_Aim of the task:_ Gather all lines with the word "cashing" in them.

_Source records:_
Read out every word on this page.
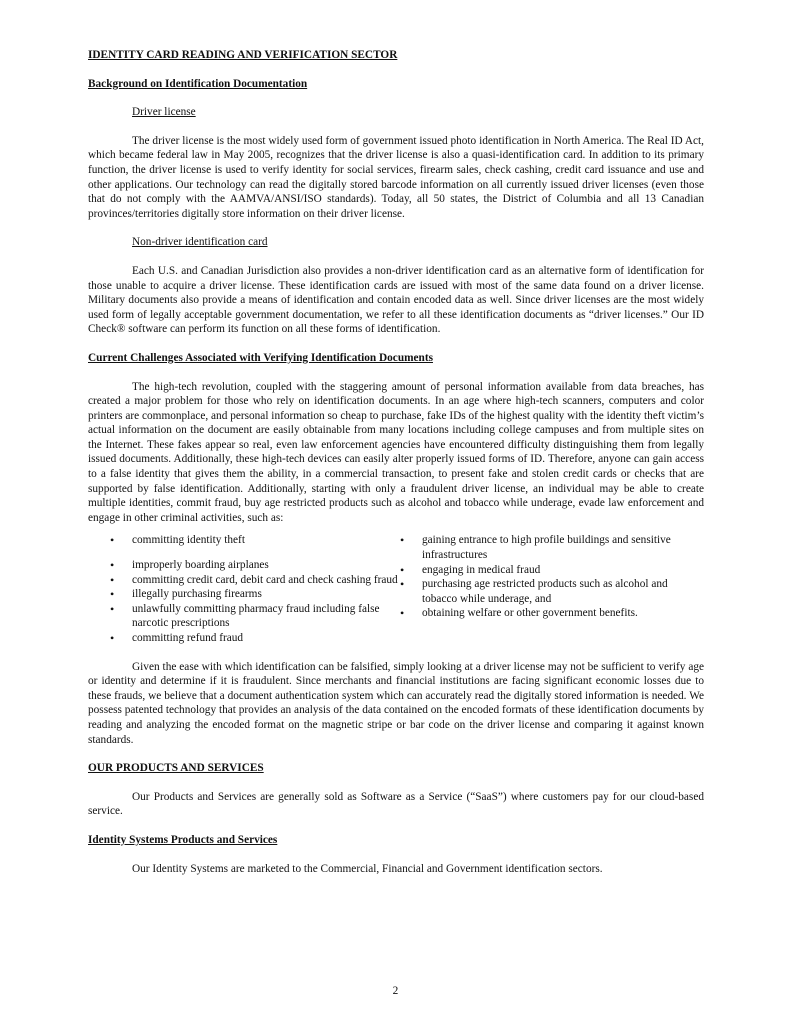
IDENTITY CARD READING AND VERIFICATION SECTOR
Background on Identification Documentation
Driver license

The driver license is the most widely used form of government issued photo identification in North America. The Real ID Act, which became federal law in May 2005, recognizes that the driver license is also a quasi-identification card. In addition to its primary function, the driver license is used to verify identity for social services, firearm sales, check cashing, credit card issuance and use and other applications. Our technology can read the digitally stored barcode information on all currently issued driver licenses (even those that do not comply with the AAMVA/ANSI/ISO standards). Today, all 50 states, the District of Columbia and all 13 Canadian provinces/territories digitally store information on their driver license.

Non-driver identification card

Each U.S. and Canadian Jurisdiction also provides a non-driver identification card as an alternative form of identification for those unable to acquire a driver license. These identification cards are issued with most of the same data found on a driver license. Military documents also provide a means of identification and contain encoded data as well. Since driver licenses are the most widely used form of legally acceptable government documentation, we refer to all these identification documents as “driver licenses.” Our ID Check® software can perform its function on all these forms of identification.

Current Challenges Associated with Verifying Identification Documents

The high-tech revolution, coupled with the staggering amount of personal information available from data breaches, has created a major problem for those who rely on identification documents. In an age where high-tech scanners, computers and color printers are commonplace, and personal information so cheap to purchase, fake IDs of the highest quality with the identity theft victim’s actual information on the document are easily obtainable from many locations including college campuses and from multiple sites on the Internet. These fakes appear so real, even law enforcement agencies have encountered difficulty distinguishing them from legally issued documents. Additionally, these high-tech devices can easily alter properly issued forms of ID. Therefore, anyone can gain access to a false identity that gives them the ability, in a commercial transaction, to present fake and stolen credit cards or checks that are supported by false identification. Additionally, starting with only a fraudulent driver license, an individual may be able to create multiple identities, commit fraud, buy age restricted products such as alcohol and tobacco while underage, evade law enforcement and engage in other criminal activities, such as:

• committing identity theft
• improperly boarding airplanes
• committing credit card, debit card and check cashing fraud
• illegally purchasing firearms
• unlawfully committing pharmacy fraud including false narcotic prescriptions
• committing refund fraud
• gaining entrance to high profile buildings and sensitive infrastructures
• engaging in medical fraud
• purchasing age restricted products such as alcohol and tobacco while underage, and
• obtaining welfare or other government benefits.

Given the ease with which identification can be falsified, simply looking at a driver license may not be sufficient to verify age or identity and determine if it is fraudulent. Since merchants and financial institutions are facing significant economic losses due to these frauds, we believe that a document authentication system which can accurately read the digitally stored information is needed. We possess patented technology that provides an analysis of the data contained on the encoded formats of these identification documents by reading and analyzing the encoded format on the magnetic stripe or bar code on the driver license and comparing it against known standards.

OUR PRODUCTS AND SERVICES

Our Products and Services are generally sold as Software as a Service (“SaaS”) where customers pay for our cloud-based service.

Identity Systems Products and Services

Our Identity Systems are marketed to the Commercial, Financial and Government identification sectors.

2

_Written solution:_
The driver license is the most widely used form of government issued photo identification in North America. The Real ID Act, which became federal law in May 2005, recognizes that the driver license is also a quasi-identification card. In addition to its primary function, the driver license is used to verify identity for social services, firearm sales, check cashing, credit card issuance and use and other applications. Our technology can read the digitally stored barcode information on all currently issued driver licenses (even those that do not comply with the AAMVA/ANSI/ISO standards). Today, all 50 states, the District of Columbia and all 13 Canadian provinces/territories digitally store information on their driver license.
• committing credit card, debit card and check cashing fraud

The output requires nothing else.